* _Records contained in a dataset_:
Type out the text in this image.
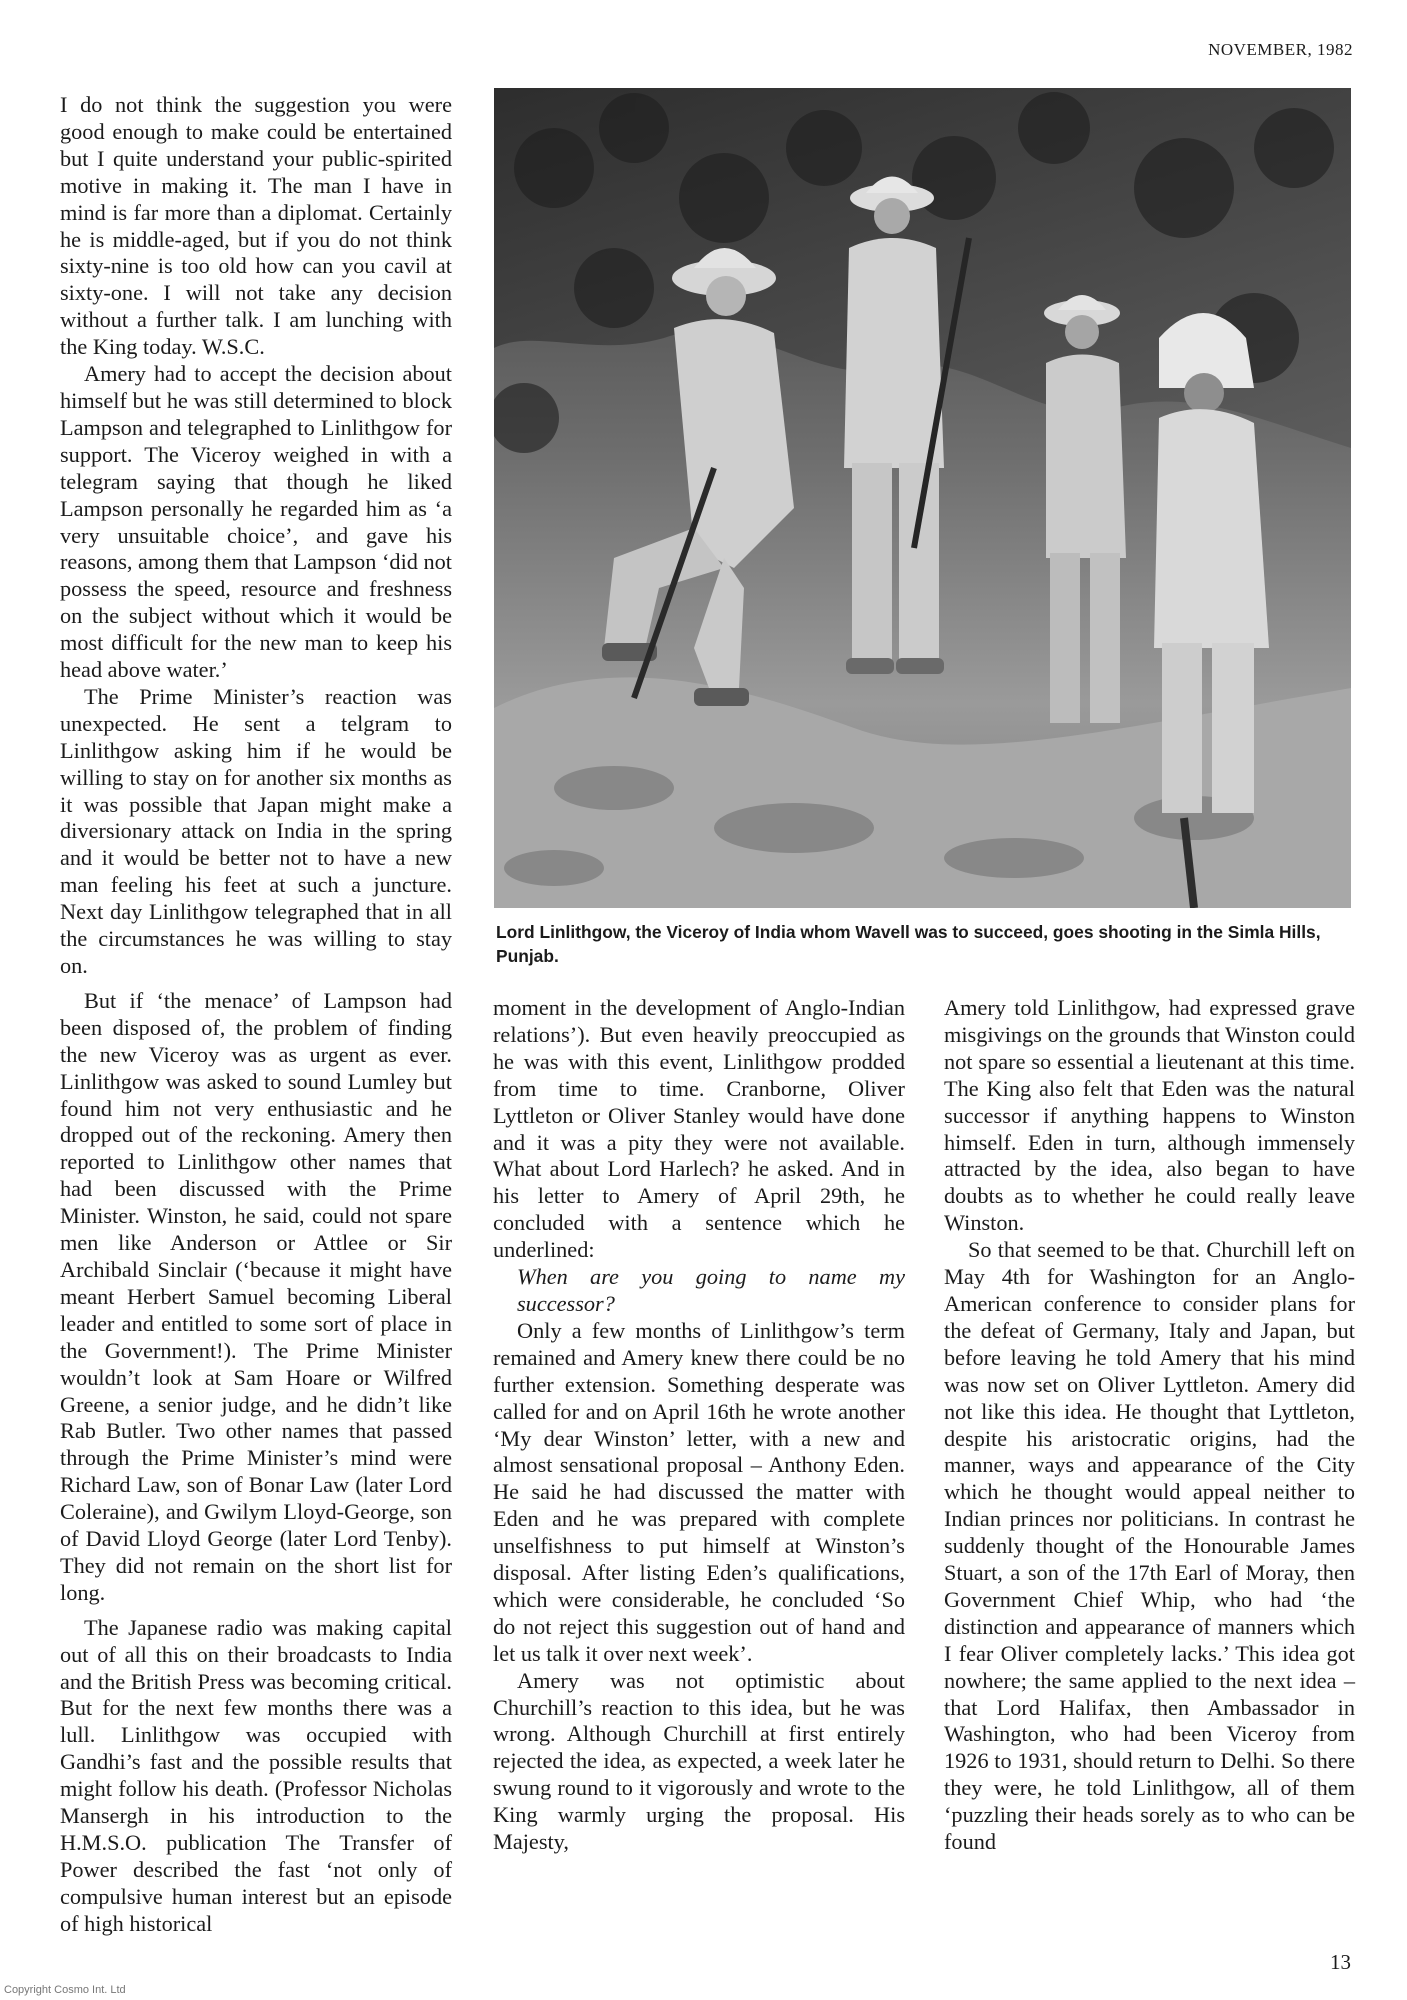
NOVEMBER, 1982

I do not think the suggestion you were good enough to make could be entertained but I quite understand your public-spirited motive in making it. The man I have in mind is far more than a diplomat. Certainly he is middle-aged, but if you do not think sixty-nine is too old how can you cavil at sixty-one. I will not take any decision without a further talk. I am lunching with the King today. W.S.C.

Amery had to accept the decision about himself but he was still determined to block Lampson and telegraphed to Linlithgow for support. The Viceroy weighed in with a telegram saying that though he liked Lampson personally he regarded him as ‘a very unsuitable choice’, and gave his reasons, among them that Lampson ‘did not possess the speed, resource and freshness on the subject without which it would be most difficult for the new man to keep his head above water.’

The Prime Minister’s reaction was unexpected. He sent a telgram to Linlithgow asking him if he would be willing to stay on for another six months as it was possible that Japan might make a diversionary attack on India in the spring and it would be better not to have a new man feeling his feet at such a juncture. Next day Linlithgow telegraphed that in all the circumstances he was willing to stay on.

But if ‘the menace’ of Lampson had been disposed of, the problem of finding the new Viceroy was as urgent as ever. Linlithgow was asked to sound Lumley but found him not very enthusiastic and he dropped out of the reckoning. Amery then reported to Linlithgow other names that had been discussed with the Prime Minister. Winston, he said, could not spare men like Anderson or Attlee or Sir Archibald Sinclair (‘because it might have meant Herbert Samuel becoming Liberal leader and entitled to some sort of place in the Government!). The Prime Minister wouldn’t look at Sam Hoare or Wilfred Greene, a senior judge, and he didn’t like Rab Butler. Two other names that passed through the Prime Minister’s mind were Richard Law, son of Bonar Law (later Lord Coleraine), and Gwilym Lloyd-George, son of David Lloyd George (later Lord Tenby). They did not remain on the short list for long.

The Japanese radio was making capital out of all this on their broadcasts to India and the British Press was becoming critical. But for the next few months there was a lull. Linlithgow was occupied with Gandhi’s fast and the possible results that might follow his death. (Professor Nicholas Mansergh in his introduction to the H.M.S.O. publication The Transfer of Power described the fast ‘not only of compulsive human interest but an episode of high historical

Lord Linlithgow, the Viceroy of India whom Wavell was to succeed, goes shooting in the Simla Hills, Punjab.

moment in the development of Anglo-Indian relations’). But even heavily preoccupied as he was with this event, Linlithgow prodded from time to time. Cranborne, Oliver Lyttleton or Oliver Stanley would have done and it was a pity they were not available. What about Lord Harlech? he asked. And in his letter to Amery of April 29th, he concluded with a sentence which he underlined:

When are you going to name my successor?

Only a few months of Linlithgow’s term remained and Amery knew there could be no further extension. Something desperate was called for and on April 16th he wrote another ‘My dear Winston’ letter, with a new and almost sensational proposal – Anthony Eden. He said he had discussed the matter with Eden and he was prepared with complete unselfishness to put himself at Winston’s disposal. After listing Eden’s qualifications, which were considerable, he concluded ‘So do not reject this suggestion out of hand and let us talk it over next week’.

Amery was not optimistic about Churchill’s reaction to this idea, but he was wrong. Although Churchill at first entirely rejected the idea, as expected, a week later he swung round to it vigorously and wrote to the King warmly urging the proposal. His Majesty,

Amery told Linlithgow, had expressed grave misgivings on the grounds that Winston could not spare so essential a lieutenant at this time. The King also felt that Eden was the natural successor if anything happens to Winston himself. Eden in turn, although immensely attracted by the idea, also began to have doubts as to whether he could really leave Winston.

So that seemed to be that. Churchill left on May 4th for Washington for an Anglo-American conference to consider plans for the defeat of Germany, Italy and Japan, but before leaving he told Amery that his mind was now set on Oliver Lyttleton. Amery did not like this idea. He thought that Lyttleton, despite his aristocratic origins, had the manner, ways and appearance of the City which he thought would appeal neither to Indian princes nor politicians. In contrast he suddenly thought of the Honourable James Stuart, a son of the 17th Earl of Moray, then Government Chief Whip, who had ‘the distinction and appearance of manners which I fear Oliver completely lacks.’ This idea got nowhere; the same applied to the next idea – that Lord Halifax, then Ambassador in Washington, who had been Viceroy from 1926 to 1931, should return to Delhi. So there they were, he told Linlithgow, all of them ‘puzzling their heads sorely as to who can be found

13
Copyright Cosmo Int. Ltd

* _PROBLEM TO SOLVE_:
Using the listing above, show each line holding the string "time".

* _WORKED SOLUTION_:
moment in the development of Anglo-Indian relations’). But even heavily preoccupied as he was with this event, Linlithgow prodded from time to time. Cranborne, Oliver Lyttleton or Oliver Stanley would have done and it was a pity they were not available. What about Lord Harlech? he asked. And in his letter to Amery of April 29th, he concluded with a sentence which he underlined:
Amery told Linlithgow, had expressed grave misgivings on the grounds that Winston could not spare so essential a lieutenant at this time. The King also felt that Eden was the natural successor if anything happens to Winston himself. Eden in turn, although immensely attracted by the idea, also began to have doubts as to whether he could really leave Winston.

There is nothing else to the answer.